Testo fornito:
┌──

È il giorno dopo qui a Barcellona, ventiquattro ore fa l’attentato terroristico ha gettato nel panico la città e dato il via ad un’escalation di paura e tensione che ci hanno avvolto fino a notte fonda. Quando il terrorismo non è più solo immagini alla televisione o articoli di giornali tutto cambia. È quello che ho pensato io giovedì 18 agosto quando il male, uno dei peggiori della nostra epoca, si è concretizzato a cinquecento metri da casa mia, sulla Rambla. Se non fosse ancora per la molta polizia che controlla le vie del centro, venerdì sembrerebbe una giornata qualsiasi. Questa città ci ha messo poche ore a ripartire; all’arrivo delle autorità per le cerimonie della mattinata nella grande Piazza Catalunya, la vita è tornata ad occupare i luoghi di morte.
Ma è il giorno dopo e il segno di quello che è capitato, al di là della grande reazione, è visibile. In molti oggi hanno voluto visitare il luogo dell’attacco e camminando verso la mitica via che porta al mare sorprende quasi il tentativo di reagire e tornare ad essere l’altro ieri. Penso gli attimi successivi all’attentato, al furgone gettato sulla folla; nelle vie a confine tra il quartiere Gotico e il Born le scene di panico erano visibili ad ogni angolo.

└──

Righe archiviate:
┌──

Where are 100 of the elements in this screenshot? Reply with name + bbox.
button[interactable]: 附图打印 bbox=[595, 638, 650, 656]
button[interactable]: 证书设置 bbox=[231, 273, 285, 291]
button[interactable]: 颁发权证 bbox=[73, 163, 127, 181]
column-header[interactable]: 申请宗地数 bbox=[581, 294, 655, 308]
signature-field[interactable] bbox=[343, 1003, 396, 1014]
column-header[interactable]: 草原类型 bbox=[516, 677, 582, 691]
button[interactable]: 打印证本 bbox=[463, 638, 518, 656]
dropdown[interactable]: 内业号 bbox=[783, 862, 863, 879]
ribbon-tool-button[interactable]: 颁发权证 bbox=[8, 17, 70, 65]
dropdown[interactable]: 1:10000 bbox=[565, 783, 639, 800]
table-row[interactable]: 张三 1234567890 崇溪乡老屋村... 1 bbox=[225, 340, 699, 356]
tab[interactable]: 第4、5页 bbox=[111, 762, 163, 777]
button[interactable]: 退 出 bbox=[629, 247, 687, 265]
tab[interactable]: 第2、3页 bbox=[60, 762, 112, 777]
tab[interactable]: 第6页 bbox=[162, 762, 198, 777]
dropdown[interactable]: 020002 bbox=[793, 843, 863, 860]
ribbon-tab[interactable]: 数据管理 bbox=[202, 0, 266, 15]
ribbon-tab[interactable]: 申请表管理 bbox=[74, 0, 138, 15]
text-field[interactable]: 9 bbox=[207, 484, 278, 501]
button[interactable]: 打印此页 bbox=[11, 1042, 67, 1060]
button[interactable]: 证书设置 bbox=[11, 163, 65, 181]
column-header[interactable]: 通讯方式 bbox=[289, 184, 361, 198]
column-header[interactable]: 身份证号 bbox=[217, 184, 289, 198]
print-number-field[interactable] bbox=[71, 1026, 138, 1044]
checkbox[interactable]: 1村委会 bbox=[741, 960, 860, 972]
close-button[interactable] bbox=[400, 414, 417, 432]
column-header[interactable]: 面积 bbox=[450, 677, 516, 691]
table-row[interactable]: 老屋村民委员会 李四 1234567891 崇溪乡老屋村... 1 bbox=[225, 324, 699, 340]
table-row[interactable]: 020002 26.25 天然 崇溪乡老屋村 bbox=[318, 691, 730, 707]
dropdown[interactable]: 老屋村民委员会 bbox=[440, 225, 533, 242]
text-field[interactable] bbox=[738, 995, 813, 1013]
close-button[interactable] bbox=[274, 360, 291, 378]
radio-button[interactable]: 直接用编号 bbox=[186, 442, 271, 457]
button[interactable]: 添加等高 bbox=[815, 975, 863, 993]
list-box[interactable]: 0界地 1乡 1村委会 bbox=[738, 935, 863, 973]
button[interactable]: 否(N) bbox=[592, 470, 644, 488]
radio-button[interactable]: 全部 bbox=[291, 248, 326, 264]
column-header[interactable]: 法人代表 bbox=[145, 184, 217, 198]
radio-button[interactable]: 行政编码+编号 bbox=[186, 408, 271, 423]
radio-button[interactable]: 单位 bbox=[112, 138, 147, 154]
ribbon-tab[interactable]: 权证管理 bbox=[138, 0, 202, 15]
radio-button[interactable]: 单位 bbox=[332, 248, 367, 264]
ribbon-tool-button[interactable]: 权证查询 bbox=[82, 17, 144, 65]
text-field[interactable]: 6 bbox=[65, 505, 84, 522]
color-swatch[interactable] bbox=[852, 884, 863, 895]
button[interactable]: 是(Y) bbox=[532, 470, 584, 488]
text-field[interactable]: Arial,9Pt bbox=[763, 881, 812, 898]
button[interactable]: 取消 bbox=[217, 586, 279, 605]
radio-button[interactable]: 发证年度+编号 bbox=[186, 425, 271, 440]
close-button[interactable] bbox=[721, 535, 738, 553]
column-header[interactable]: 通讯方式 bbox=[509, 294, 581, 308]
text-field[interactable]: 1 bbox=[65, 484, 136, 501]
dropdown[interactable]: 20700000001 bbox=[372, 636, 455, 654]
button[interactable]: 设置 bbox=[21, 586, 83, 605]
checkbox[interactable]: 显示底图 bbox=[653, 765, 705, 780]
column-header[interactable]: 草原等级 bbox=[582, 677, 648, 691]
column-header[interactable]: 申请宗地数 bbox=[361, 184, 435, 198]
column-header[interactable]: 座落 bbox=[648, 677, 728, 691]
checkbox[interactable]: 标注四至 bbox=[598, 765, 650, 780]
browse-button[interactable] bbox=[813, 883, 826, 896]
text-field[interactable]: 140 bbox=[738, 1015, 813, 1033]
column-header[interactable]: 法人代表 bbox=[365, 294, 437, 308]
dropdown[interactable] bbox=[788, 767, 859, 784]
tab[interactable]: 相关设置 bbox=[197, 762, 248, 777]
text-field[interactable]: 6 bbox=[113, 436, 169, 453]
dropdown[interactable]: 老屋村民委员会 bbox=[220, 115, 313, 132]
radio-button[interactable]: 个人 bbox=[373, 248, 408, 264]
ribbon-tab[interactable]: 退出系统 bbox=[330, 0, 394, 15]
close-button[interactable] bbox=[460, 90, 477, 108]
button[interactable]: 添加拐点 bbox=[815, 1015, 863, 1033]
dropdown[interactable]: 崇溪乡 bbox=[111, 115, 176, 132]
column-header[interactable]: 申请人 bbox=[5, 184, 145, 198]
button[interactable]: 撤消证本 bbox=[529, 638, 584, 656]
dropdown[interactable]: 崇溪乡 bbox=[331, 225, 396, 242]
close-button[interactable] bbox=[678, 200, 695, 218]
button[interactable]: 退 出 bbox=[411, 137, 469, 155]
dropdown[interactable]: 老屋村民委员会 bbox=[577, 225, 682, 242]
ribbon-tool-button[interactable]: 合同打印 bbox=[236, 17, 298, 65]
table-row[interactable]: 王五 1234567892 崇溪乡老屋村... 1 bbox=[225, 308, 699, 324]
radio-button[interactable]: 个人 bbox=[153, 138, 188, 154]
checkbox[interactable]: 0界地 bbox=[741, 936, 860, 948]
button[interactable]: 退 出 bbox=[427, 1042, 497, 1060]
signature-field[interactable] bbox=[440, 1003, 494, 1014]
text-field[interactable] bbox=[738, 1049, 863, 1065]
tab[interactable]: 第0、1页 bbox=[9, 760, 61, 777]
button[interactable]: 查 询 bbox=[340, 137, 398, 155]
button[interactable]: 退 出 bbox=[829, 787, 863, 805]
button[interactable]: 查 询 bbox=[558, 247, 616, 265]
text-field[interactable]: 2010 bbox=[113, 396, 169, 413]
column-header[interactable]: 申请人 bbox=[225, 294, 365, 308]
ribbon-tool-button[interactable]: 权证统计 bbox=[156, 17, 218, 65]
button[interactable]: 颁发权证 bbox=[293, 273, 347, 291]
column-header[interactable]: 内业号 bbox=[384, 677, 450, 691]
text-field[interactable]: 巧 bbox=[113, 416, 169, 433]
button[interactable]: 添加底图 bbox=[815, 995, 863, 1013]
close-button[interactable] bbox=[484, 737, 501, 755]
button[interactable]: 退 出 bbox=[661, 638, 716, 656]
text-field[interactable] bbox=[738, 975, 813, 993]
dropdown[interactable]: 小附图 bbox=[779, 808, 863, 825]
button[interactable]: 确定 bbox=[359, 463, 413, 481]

└──
┌──

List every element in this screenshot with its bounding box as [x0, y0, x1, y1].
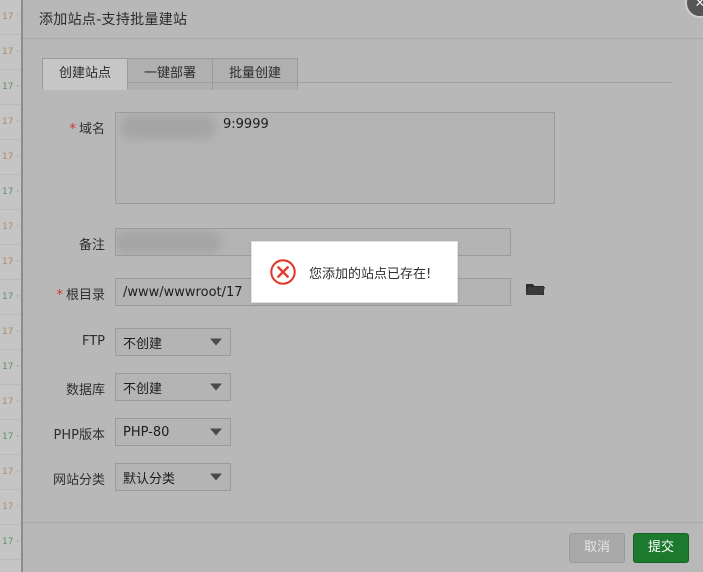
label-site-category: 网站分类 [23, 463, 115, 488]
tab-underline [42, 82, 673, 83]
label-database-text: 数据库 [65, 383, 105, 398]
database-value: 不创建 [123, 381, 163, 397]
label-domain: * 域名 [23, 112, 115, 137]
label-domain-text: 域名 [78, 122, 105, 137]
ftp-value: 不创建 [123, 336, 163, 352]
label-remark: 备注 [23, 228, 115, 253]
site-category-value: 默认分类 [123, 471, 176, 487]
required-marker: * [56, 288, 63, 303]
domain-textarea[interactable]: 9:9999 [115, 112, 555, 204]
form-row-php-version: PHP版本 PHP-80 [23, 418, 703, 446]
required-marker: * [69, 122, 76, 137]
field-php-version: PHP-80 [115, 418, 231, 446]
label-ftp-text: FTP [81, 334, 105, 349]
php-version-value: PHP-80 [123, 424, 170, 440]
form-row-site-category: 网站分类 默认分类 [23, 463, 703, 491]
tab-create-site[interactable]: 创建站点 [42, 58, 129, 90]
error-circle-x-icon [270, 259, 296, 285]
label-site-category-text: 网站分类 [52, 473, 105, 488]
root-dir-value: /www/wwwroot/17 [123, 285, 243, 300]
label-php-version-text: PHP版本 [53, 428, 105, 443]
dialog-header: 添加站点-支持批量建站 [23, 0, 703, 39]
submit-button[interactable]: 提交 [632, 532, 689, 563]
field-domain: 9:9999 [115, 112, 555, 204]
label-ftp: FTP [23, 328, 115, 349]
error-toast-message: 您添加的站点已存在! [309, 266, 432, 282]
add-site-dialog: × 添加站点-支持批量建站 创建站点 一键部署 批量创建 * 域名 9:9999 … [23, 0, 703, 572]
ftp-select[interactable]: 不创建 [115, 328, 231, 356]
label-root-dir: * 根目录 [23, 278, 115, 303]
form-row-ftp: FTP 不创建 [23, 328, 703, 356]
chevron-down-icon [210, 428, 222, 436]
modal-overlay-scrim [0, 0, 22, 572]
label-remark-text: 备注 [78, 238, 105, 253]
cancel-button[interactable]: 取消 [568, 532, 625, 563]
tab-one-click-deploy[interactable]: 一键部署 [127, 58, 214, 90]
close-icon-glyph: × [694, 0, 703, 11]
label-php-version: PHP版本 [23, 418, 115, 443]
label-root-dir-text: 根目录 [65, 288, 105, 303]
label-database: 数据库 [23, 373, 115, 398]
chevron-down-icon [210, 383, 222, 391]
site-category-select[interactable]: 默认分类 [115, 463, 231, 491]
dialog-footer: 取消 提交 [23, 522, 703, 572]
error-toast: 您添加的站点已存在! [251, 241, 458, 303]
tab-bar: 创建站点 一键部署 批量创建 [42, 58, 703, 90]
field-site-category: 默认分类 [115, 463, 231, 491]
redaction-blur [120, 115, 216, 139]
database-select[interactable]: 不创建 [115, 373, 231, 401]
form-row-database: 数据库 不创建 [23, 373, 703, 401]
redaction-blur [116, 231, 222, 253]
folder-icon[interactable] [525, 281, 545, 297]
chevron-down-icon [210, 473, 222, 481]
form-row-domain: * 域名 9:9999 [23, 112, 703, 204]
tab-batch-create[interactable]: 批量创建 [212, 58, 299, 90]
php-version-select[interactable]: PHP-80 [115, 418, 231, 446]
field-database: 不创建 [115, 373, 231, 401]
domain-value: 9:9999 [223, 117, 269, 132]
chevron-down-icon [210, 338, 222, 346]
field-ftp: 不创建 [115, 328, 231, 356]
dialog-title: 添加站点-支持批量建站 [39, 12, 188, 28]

└──

Consegna A: Riscrivi in forma più breve il paragrafo del testo sull'attentato di Barcellona che comincia con "Ma è il giorno dopo e il segno", mantenendone i fatti principali.
Consegna B: Riporta senza alcuna modifica le righe archiviate, cominciando dalla riga che contiene "Where are 100" e proseguendo fino alla riga che contiene "signature-field[interactable] bbox=[343, 1003, 396, 1014]", entrambe comprese. Non aggiungere nient'altro.

Risposta corretta A: Il giorno dopo, nonostante la forte reazione della città, i segni dell'accaduto restano visibili. In molti sono andati a vedere il luogo dell'attacco, e percorrendo la via che porta al mare colpisce lo sforzo di reagire e tornare a com'era tutto l'altro ieri. Chi scrive ripensa ai momenti subito dopo l'attentato e al furgone lanciato sulla folla. Ricorda anche le scene di panico, visibili a ogni angolo nelle vie tra il quartiere Gotico e il Born.

Risposta corretta B:
Where are 100 of the elements in this screenshot? Reply with name + bbox.
button[interactable]: 附图打印 bbox=[595, 638, 650, 656]
button[interactable]: 证书设置 bbox=[231, 273, 285, 291]
button[interactable]: 颁发权证 bbox=[73, 163, 127, 181]
column-header[interactable]: 申请宗地数 bbox=[581, 294, 655, 308]
signature-field[interactable] bbox=[343, 1003, 396, 1014]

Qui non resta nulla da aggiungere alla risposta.